Dataset records:
+--

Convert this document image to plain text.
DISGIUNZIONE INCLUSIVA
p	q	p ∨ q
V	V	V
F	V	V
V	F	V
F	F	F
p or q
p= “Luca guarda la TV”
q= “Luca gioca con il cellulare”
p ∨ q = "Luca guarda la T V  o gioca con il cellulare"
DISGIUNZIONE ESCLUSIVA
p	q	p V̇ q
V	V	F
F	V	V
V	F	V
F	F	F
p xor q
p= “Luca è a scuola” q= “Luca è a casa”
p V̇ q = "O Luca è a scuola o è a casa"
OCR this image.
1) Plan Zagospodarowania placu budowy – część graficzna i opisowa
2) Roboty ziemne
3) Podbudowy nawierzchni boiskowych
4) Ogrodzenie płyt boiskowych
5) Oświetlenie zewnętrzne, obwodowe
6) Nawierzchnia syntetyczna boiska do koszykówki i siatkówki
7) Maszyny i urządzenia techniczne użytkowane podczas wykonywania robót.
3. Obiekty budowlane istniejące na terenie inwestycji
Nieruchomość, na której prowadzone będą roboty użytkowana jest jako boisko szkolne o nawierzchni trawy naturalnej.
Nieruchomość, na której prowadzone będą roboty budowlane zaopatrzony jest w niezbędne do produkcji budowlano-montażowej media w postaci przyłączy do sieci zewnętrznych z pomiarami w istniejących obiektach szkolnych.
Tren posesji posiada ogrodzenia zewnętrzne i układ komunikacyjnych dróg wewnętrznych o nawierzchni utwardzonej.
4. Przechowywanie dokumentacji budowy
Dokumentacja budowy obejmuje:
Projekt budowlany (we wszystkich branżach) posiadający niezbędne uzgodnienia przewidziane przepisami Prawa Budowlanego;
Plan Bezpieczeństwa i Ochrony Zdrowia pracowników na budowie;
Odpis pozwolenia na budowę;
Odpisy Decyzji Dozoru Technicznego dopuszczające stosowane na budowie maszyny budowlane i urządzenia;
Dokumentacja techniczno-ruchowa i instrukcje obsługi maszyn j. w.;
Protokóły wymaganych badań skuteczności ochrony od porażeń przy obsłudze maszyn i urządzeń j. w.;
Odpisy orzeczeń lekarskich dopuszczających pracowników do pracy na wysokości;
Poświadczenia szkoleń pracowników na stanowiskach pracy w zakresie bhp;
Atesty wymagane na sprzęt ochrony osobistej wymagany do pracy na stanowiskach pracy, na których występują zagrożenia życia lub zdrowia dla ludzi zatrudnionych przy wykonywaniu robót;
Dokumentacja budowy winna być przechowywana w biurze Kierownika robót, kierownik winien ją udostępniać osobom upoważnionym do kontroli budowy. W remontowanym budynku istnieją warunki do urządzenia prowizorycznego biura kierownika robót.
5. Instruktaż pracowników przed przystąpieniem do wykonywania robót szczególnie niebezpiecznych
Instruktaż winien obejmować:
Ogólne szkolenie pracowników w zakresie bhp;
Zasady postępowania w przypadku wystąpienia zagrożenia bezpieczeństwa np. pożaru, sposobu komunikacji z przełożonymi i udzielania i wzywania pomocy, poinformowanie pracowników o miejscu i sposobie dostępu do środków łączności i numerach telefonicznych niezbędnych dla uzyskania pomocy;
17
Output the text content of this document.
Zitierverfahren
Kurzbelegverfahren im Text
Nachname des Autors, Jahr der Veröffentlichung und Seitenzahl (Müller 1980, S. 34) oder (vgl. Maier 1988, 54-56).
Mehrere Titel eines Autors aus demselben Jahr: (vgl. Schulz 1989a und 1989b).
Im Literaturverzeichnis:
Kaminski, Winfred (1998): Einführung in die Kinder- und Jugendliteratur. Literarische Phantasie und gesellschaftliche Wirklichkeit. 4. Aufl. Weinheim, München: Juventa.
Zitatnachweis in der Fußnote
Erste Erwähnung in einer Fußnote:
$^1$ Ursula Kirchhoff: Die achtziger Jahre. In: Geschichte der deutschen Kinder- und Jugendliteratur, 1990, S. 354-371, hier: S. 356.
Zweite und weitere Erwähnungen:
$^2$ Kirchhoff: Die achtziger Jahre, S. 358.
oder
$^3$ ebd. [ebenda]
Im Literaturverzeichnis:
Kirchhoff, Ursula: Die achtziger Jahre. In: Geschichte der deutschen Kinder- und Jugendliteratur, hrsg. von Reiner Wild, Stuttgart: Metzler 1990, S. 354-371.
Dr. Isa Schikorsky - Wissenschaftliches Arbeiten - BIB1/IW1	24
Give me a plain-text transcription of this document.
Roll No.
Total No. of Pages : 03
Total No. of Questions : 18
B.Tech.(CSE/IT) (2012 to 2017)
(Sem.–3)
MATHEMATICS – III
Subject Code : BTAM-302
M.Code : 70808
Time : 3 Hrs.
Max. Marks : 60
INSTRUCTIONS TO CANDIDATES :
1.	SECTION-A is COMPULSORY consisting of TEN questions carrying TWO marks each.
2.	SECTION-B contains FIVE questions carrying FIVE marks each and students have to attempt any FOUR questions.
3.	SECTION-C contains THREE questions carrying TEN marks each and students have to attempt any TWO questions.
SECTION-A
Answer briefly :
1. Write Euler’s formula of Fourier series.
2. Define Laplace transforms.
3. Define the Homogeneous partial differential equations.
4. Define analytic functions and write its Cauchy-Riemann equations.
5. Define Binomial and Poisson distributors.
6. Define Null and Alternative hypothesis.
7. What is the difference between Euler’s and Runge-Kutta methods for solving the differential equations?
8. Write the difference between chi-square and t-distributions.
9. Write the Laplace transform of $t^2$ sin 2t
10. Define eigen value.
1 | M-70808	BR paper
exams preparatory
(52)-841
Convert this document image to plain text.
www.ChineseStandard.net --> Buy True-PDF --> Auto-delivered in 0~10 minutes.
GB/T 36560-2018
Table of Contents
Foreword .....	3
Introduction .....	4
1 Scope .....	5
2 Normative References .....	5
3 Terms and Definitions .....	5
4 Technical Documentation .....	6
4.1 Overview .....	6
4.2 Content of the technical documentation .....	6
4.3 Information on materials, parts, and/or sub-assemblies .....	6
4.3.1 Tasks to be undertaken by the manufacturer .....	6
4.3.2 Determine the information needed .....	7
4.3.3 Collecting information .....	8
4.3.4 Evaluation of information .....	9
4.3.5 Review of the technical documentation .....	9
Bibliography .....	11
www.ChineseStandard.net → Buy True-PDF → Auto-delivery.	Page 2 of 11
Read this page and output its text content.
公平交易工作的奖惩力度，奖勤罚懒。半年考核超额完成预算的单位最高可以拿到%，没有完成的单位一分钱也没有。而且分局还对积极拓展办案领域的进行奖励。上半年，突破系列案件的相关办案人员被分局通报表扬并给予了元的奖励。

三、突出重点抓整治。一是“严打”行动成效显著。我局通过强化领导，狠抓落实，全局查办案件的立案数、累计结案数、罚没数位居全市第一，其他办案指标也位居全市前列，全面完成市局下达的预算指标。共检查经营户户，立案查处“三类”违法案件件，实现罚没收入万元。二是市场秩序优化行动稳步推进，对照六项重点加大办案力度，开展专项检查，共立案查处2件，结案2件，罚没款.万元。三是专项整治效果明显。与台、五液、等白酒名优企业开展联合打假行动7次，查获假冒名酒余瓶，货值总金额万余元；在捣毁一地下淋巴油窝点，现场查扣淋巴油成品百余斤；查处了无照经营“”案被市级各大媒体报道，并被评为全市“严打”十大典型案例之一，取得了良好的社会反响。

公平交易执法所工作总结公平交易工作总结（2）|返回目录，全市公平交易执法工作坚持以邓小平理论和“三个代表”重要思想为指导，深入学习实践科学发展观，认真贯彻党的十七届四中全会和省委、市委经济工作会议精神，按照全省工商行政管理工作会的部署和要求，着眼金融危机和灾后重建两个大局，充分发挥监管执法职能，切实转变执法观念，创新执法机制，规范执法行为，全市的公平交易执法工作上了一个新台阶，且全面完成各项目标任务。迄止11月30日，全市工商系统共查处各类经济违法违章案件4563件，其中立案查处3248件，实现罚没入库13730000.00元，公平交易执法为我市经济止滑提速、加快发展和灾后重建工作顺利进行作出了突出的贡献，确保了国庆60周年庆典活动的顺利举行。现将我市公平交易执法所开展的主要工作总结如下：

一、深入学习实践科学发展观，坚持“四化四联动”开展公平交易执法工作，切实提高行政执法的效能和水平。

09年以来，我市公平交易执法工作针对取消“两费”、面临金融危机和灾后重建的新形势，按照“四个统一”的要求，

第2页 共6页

+--

Gather all the lines that include the word "each" and copy them out.

1.	SECTION-A is COMPULSORY consisting of TEN questions carrying TWO marks each.
2.	SECTION-B contains FIVE questions carrying FIVE marks each and students have to attempt any FOUR questions.
3.	SECTION-C contains THREE questions carrying TEN marks each and students have to attempt any TWO questions.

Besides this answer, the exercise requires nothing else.